### Texto proporcionado
>>>

Una Autoridad Mundial sobre el Clima
By
José Ignacio Torreblanca
21/12/2009
La cumbre
de Copenhague era la última
oportunidad que los casi 200 Estados que forman la comunidad
internacional tenían de demostrar que podían
ser parte de la solución al problema
del calentamiento global. Lamentablemente, después de lo visto en Copenhague, se ha puesto de manifiesto que los Estados son una gran parte del
problema. Ha llegado pues el momento de dar un salto
cualitativo y comenzar a pensar en cómo expropiarles de la capacidad de decidir acerca del futuro del planeta.
Suena revolucionario pero no hay que alarmarse: en el fondo, la política sólo consiste
en decidir cuánta autoridad queremos asignar a qué nivel
para resolver qué problemas. Para los políticos,
la política es el arte de
lo posible, pero para los politólogos la política no es olfato, sino ciencia.
Y si algo
sabemos es que los diseños institucionales importan, es decir, que
las posibilidades de
resolver los problemas están
íntimamente ligadas a los mecanismos que utilicemos para tratar de solventarlos. El
Estado español ha renunciado
a emitir su
propia moneda, delegando esa competencia
en una autoridad monetaria supranacional: gracias
a que el Gobierno no puede darle a la máquina de fabricar billetes para salir
de la crisis, la crisis no es más
grave aún.
Sólo tenemos un
planeta, pero lo gestionamos mediante un sistema de gobierno ridículo basado en un concepto caduco llamado soberanía. En su momento, la soberanía fue un
invento útil para poner fin a las guerras de religión e imponer una única autoridad
central a los señores feudales.
Pero hoy en día, a la hora de gestionar la cuestión del cambio climático,
los Obama, Jiabao, Medvédev,
Singh y Lula no se diferencian mucho de aquellos señores de la guerra empeñados en preservar su autonomía
aun a costa del desastre colectivo. En Somalia gobiernan múltiples
facciones que sólo velan por
sus propios intereses y lo llamamos Estado fallido. ¿Cómo
definimos nuestro sistema climático, donde nadie vela por los intereses colectivos? ¿Un planeta fallido?

<<<

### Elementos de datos
>>>

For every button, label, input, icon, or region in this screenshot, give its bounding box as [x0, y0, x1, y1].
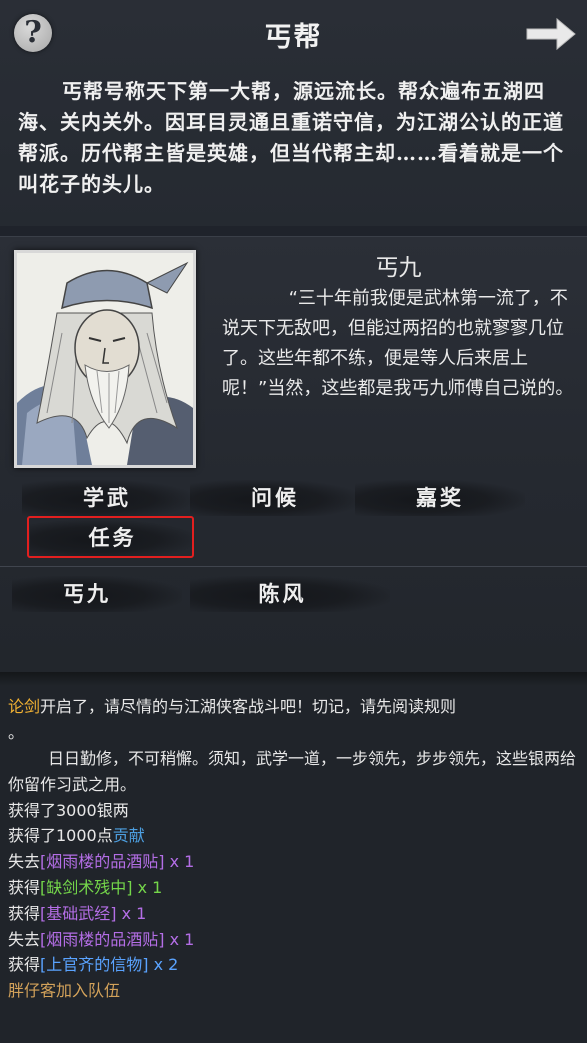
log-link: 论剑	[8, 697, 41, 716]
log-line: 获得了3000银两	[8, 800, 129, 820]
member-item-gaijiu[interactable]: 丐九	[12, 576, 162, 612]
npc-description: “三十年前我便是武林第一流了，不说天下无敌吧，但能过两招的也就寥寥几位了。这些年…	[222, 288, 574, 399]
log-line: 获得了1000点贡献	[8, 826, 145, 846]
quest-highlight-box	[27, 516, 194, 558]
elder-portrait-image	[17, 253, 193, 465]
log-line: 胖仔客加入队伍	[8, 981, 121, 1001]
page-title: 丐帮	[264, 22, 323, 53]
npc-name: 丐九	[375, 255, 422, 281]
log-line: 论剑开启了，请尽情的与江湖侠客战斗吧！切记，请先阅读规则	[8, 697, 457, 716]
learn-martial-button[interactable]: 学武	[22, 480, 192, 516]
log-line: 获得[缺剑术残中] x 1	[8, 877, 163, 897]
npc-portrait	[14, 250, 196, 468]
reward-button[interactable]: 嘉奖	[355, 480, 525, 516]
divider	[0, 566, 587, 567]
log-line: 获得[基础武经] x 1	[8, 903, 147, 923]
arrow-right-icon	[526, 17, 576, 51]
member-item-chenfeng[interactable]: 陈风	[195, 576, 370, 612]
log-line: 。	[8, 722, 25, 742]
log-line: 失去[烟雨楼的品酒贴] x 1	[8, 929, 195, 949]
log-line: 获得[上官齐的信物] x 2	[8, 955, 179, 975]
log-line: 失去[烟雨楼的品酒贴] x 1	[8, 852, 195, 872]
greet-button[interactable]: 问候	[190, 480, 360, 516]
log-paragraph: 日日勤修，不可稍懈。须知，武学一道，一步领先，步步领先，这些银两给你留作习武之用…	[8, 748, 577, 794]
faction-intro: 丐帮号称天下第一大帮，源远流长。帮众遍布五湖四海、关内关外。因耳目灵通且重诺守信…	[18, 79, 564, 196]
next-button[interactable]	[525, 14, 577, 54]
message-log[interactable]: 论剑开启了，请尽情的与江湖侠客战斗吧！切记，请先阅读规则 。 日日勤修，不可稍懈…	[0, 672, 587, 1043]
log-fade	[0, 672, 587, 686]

<<<

### Tareas requeridas
1/ Reemplaza "soberanía" por "independencia" en el fragmento del texto proporcionado que empieza con "Sólo tenemos un" y sigue hasta "los señores feudales.".
2/ Según el texto proporcionado, ¿a qué ha renunciado el Estado español?
Las líneas no guardan relación con el texto proporcionado.

### Ejercicio resuelto
1/
Sólo tenemos un
planeta, pero lo gestionamos mediante un sistema de gobierno ridículo basado en un concepto caduco llamado independencia. En su momento, la independencia fue un
invento útil para poner fin a las guerras de religión e imponer una única autoridad
central a los señores feudales.

2/ A emitir su propia moneda, delegando esa competencia en una autoridad monetaria supranacional.